--- SUPPLIED MATERIAL ---

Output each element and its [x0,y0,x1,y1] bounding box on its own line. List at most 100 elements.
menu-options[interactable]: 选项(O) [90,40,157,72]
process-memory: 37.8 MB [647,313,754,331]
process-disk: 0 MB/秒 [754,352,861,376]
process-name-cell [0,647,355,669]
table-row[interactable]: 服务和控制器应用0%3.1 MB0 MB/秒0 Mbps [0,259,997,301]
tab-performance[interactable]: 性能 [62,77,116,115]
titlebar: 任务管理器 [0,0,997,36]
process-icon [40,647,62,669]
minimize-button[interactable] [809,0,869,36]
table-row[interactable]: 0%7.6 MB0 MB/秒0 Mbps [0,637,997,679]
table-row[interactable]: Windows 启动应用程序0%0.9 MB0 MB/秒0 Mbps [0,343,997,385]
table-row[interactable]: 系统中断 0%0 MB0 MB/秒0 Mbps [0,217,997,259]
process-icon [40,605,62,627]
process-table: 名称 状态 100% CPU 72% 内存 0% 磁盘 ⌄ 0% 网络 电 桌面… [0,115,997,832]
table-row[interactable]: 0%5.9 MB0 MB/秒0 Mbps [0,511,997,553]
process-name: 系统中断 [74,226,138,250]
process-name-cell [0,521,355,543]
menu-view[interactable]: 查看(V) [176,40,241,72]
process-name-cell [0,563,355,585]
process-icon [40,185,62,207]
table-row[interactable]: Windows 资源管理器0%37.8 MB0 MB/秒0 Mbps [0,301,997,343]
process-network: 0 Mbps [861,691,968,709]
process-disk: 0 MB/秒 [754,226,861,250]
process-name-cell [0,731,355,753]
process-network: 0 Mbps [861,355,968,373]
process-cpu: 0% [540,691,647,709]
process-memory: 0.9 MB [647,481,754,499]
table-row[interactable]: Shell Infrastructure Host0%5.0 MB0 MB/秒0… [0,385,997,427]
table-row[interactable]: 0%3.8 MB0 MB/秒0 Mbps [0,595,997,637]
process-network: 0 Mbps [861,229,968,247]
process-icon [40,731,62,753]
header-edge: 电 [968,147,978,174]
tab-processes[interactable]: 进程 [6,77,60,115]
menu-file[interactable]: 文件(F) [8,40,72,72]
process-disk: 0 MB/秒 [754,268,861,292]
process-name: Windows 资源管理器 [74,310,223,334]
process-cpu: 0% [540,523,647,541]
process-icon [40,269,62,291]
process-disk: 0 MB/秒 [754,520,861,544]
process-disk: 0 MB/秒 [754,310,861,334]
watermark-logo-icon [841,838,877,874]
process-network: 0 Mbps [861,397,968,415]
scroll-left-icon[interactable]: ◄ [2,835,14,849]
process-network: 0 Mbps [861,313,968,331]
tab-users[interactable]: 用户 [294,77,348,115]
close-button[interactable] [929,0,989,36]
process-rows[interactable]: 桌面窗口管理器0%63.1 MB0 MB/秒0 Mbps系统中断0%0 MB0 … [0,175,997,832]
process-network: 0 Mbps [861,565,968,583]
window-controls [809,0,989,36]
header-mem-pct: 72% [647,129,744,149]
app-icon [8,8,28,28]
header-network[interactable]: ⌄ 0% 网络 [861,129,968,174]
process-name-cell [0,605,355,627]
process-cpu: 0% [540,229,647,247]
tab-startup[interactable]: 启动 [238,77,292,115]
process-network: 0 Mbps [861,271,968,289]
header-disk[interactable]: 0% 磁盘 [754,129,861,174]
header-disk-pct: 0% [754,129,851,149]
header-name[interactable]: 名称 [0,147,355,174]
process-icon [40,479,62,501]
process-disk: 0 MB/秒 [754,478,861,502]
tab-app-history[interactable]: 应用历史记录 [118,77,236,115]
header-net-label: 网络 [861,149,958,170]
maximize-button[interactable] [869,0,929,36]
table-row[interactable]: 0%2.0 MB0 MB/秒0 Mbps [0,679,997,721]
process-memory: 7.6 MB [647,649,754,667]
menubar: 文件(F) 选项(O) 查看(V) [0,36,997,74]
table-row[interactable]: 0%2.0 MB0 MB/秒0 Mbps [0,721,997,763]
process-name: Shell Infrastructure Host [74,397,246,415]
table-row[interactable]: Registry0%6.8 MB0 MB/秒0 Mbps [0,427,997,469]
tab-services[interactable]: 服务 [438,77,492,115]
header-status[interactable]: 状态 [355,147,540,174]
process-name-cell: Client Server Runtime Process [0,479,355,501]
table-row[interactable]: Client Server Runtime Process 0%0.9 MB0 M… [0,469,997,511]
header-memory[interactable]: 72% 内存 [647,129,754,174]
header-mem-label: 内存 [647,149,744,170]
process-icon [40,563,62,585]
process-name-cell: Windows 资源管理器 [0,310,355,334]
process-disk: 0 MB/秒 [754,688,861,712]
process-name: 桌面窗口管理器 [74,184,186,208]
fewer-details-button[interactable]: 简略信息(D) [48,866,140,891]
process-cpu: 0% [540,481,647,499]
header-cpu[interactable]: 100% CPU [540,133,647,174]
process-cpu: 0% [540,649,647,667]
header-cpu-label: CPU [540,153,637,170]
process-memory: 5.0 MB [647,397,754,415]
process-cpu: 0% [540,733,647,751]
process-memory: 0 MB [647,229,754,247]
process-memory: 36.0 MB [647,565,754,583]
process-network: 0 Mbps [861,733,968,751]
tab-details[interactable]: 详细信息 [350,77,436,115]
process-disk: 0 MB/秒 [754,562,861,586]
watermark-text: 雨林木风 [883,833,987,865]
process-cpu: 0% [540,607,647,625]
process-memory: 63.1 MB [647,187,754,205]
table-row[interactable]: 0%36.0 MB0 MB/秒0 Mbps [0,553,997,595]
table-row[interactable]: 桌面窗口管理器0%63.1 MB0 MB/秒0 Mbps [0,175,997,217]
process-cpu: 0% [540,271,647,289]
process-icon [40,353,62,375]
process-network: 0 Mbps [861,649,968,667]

---

Reproduce every line of the material above without altering a single character.

Output each element and its [x0,y0,x1,y1] bounding box on its own line. List at most 100 elements.
menu-options[interactable]: 选项(O) [90,40,157,72]
process-memory: 37.8 MB [647,313,754,331]
process-disk: 0 MB/秒 [754,352,861,376]
process-name-cell [0,647,355,669]
table-row[interactable]: 服务和控制器应用0%3.1 MB0 MB/秒0 Mbps [0,259,997,301]
tab-performance[interactable]: 性能 [62,77,116,115]
titlebar: 任务管理器 [0,0,997,36]
process-icon [40,647,62,669]
minimize-button[interactable] [809,0,869,36]
table-row[interactable]: 0%7.6 MB0 MB/秒0 Mbps [0,637,997,679]
table-row[interactable]: Windows 启动应用程序0%0.9 MB0 MB/秒0 Mbps [0,343,997,385]
table-row[interactable]: 系统中断 0%0 MB0 MB/秒0 Mbps [0,217,997,259]
process-icon [40,605,62,627]
process-table: 名称 状态 100% CPU 72% 内存 0% 磁盘 ⌄ 0% 网络 电 桌面… [0,115,997,832]
table-row[interactable]: 0%5.9 MB0 MB/秒0 Mbps [0,511,997,553]
process-name: 系统中断 [74,226,138,250]
process-name-cell [0,521,355,543]
menu-view[interactable]: 查看(V) [176,40,241,72]
process-name-cell [0,563,355,585]
process-icon [40,185,62,207]
table-row[interactable]: Windows 资源管理器0%37.8 MB0 MB/秒0 Mbps [0,301,997,343]
process-network: 0 Mbps [861,691,968,709]
process-disk: 0 MB/秒 [754,226,861,250]
process-name-cell [0,731,355,753]
process-network: 0 Mbps [861,355,968,373]
process-cpu: 0% [540,691,647,709]
process-memory: 0.9 MB [647,481,754,499]
table-row[interactable]: Shell Infrastructure Host0%5.0 MB0 MB/秒0… [0,385,997,427]
table-row[interactable]: 0%3.8 MB0 MB/秒0 Mbps [0,595,997,637]
process-network: 0 Mbps [861,229,968,247]
process-icon [40,731,62,753]
header-edge: 电 [968,147,978,174]
tab-processes[interactable]: 进程 [6,77,60,115]
menu-file[interactable]: 文件(F) [8,40,72,72]
process-disk: 0 MB/秒 [754,268,861,292]
process-name: Windows 资源管理器 [74,310,223,334]
process-cpu: 0% [540,523,647,541]
process-icon [40,269,62,291]
process-disk: 0 MB/秒 [754,520,861,544]
process-disk: 0 MB/秒 [754,310,861,334]
watermark-logo-icon [841,838,877,874]
process-network: 0 Mbps [861,397,968,415]
scroll-left-icon[interactable]: ◄ [2,835,14,849]
process-network: 0 Mbps [861,313,968,331]
tab-users[interactable]: 用户 [294,77,348,115]
close-button[interactable] [929,0,989,36]
process-rows[interactable]: 桌面窗口管理器0%63.1 MB0 MB/秒0 Mbps系统中断0%0 MB0 … [0,175,997,832]
process-network: 0 Mbps [861,565,968,583]
window-controls [809,0,989,36]
header-mem-pct: 72% [647,129,744,149]
app-icon [8,8,28,28]
header-network[interactable]: ⌄ 0% 网络 [861,129,968,174]
process-name-cell [0,605,355,627]
process-cpu: 0% [540,229,647,247]
tab-startup[interactable]: 启动 [238,77,292,115]
process-network: 0 Mbps [861,271,968,289]
header-disk[interactable]: 0% 磁盘 [754,129,861,174]
header-disk-pct: 0% [754,129,851,149]
header-name[interactable]: 名称 [0,147,355,174]
process-icon [40,479,62,501]
process-disk: 0 MB/秒 [754,478,861,502]
tab-app-history[interactable]: 应用历史记录 [118,77,236,115]
header-net-label: 网络 [861,149,958,170]
maximize-button[interactable] [869,0,929,36]
table-row[interactable]: 0%2.0 MB0 MB/秒0 Mbps [0,679,997,721]
process-memory: 7.6 MB [647,649,754,667]
menubar: 文件(F) 选项(O) 查看(V) [0,36,997,74]
table-row[interactable]: 0%2.0 MB0 MB/秒0 Mbps [0,721,997,763]
process-name: Shell Infrastructure Host [74,397,246,415]
table-row[interactable]: Registry0%6.8 MB0 MB/秒0 Mbps [0,427,997,469]
tab-services[interactable]: 服务 [438,77,492,115]
header-status[interactable]: 状态 [355,147,540,174]
process-name-cell: Client Server Runtime Process [0,479,355,501]
table-row[interactable]: Client Server Runtime Process 0%0.9 MB0 M… [0,469,997,511]
header-memory[interactable]: 72% 内存 [647,129,754,174]
header-mem-label: 内存 [647,149,744,170]
process-icon [40,563,62,585]
process-name-cell: Windows 资源管理器 [0,310,355,334]
process-disk: 0 MB/秒 [754,688,861,712]
process-name: 桌面窗口管理器 [74,184,186,208]
fewer-details-button[interactable]: 简略信息(D) [48,866,140,891]
process-cpu: 0% [540,481,647,499]
header-cpu[interactable]: 100% CPU [540,133,647,174]
process-cpu: 0% [540,649,647,667]
header-cpu-label: CPU [540,153,637,170]
process-memory: 5.0 MB [647,397,754,415]
process-cpu: 0% [540,733,647,751]
process-memory: 0 MB [647,229,754,247]
process-memory: 36.0 MB [647,565,754,583]
process-network: 0 Mbps [861,733,968,751]
tab-details[interactable]: 详细信息 [350,77,436,115]
process-disk: 0 MB/秒 [754,562,861,586]
watermark-text: 雨林木风 [883,833,987,865]
process-cpu: 0% [540,607,647,625]
process-memory: 63.1 MB [647,187,754,205]
table-row[interactable]: 0%36.0 MB0 MB/秒0 Mbps [0,553,997,595]
table-row[interactable]: 桌面窗口管理器0%63.1 MB0 MB/秒0 Mbps [0,175,997,217]
process-cpu: 0% [540,271,647,289]
process-icon [40,353,62,375]
process-network: 0 Mbps [861,649,968,667]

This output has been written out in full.